▶ [Task brief]: Restate the data below word for word. Skip any images it contains.

☆ ☆ ☆ ☆ ☆

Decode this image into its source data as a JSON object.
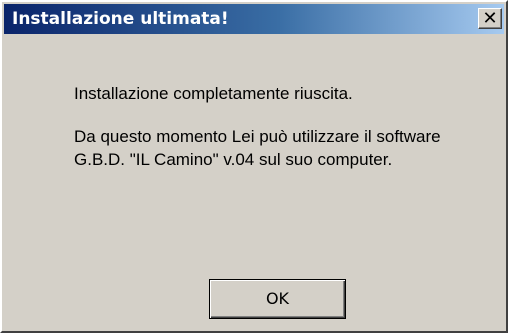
{
  "dialog": {
    "title": "Installazione ultimata!",
    "close_glyph": "✕",
    "close_icon": "close-icon",
    "message_line1": "Installazione completamente riuscita.",
    "message_line2": "Da questo momento Lei può utilizzare il software G.B.D. \"IL Camino\" v.04 sul suo computer.",
    "ok_label": "OK"
  },
  "colors": {
    "titlebar_start": "#0a246a",
    "titlebar_end": "#a6caf0",
    "face": "#d4d0c8"
  }
}
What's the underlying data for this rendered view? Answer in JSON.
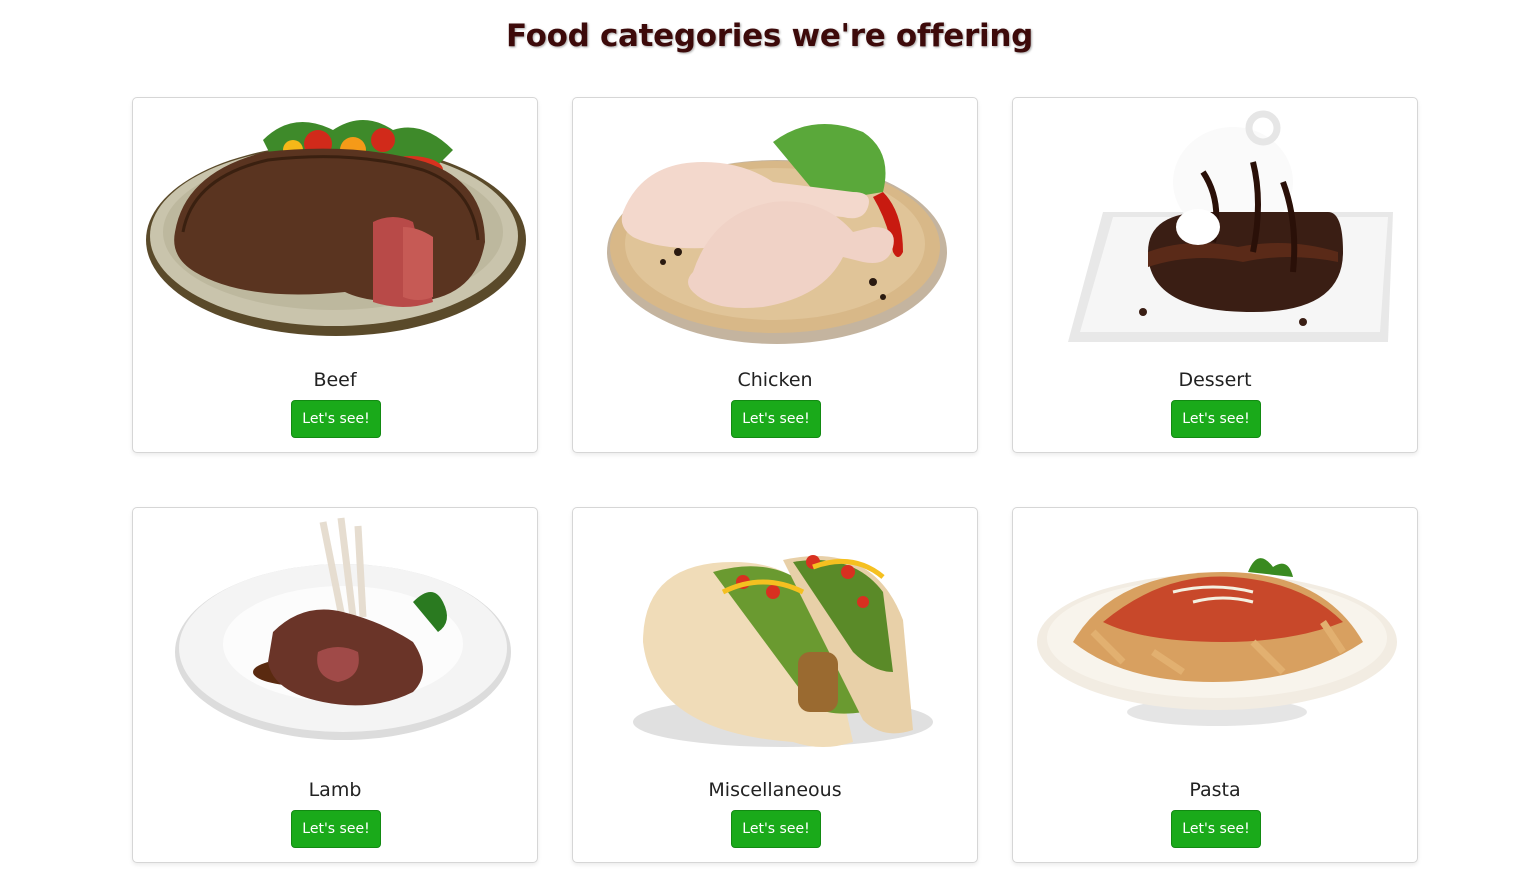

☆ ☆ ☆ ☆ ☆

▶ [Full output]:
Decode this image into its source data as a JSON object.
{
  "dialog": {
    "title": "Installazione ultimata!",
    "close_glyph": "✕",
    "close_icon": "close-icon",
    "message_line1": "Installazione completamente riuscita.",
    "message_line2": "Da questo momento Lei può utilizzare il software G.B.D. \"IL Camino\" v.04 sul suo computer.",
    "ok_label": "OK"
  },
  "colors": {
    "titlebar_start": "#0a246a",
    "titlebar_end": "#a6caf0",
    "face": "#d4d0c8"
  }
}
What's the underlying data for this rendered view? Answer in JSON.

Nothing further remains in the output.